Collection entries:
○ ○ ○ ○ ○
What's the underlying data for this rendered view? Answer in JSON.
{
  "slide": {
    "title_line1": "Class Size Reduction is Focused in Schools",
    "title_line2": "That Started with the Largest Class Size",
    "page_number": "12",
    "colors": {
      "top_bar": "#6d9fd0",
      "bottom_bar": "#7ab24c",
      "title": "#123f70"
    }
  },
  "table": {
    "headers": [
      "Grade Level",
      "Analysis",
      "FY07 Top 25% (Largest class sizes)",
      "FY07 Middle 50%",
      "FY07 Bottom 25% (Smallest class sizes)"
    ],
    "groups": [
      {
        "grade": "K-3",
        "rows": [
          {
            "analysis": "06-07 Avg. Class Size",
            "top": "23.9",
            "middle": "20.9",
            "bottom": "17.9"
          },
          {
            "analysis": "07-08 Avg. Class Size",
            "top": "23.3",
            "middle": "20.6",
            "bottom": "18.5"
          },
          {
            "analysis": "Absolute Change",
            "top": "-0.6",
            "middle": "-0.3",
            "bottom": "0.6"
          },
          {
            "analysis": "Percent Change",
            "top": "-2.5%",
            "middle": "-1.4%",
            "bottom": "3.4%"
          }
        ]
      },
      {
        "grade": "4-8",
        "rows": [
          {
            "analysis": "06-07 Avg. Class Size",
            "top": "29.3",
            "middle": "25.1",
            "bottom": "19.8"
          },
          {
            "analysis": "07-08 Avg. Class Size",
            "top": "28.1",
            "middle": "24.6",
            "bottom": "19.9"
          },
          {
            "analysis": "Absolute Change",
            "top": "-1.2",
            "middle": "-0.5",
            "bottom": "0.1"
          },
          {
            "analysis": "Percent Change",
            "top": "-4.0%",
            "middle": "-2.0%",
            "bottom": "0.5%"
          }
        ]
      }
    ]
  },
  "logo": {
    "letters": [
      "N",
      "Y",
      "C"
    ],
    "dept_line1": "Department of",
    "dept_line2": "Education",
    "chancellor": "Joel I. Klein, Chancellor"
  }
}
○ ○ ○ ○ ○
PROBLEM DESCRIPTION: Above are some records. Print them all exactly.

SOLUTION TO THIS EXERCISE:
What's the underlying data for this rendered view? Answer in JSON.
{
  "slide": {
    "title_line1": "Class Size Reduction is Focused in Schools",
    "title_line2": "That Started with the Largest Class Size",
    "page_number": "12",
    "colors": {
      "top_bar": "#6d9fd0",
      "bottom_bar": "#7ab24c",
      "title": "#123f70"
    }
  },
  "table": {
    "headers": [
      "Grade Level",
      "Analysis",
      "FY07 Top 25% (Largest class sizes)",
      "FY07 Middle 50%",
      "FY07 Bottom 25% (Smallest class sizes)"
    ],
    "groups": [
      {
        "grade": "K-3",
        "rows": [
          {
            "analysis": "06-07 Avg. Class Size",
            "top": "23.9",
            "middle": "20.9",
            "bottom": "17.9"
          },
          {
            "analysis": "07-08 Avg. Class Size",
            "top": "23.3",
            "middle": "20.6",
            "bottom": "18.5"
          },
          {
            "analysis": "Absolute Change",
            "top": "-0.6",
            "middle": "-0.3",
            "bottom": "0.6"
          },
          {
            "analysis": "Percent Change",
            "top": "-2.5%",
            "middle": "-1.4%",
            "bottom": "3.4%"
          }
        ]
      },
      {
        "grade": "4-8",
        "rows": [
          {
            "analysis": "06-07 Avg. Class Size",
            "top": "29.3",
            "middle": "25.1",
            "bottom": "19.8"
          },
          {
            "analysis": "07-08 Avg. Class Size",
            "top": "28.1",
            "middle": "24.6",
            "bottom": "19.9"
          },
          {
            "analysis": "Absolute Change",
            "top": "-1.2",
            "middle": "-0.5",
            "bottom": "0.1"
          },
          {
            "analysis": "Percent Change",
            "top": "-4.0%",
            "middle": "-2.0%",
            "bottom": "0.5%"
          }
        ]
      }
    ]
  },
  "logo": {
    "letters": [
      "N",
      "Y",
      "C"
    ],
    "dept_line1": "Department of",
    "dept_line2": "Education",
    "chancellor": "Joel I. Klein, Chancellor"
  }
}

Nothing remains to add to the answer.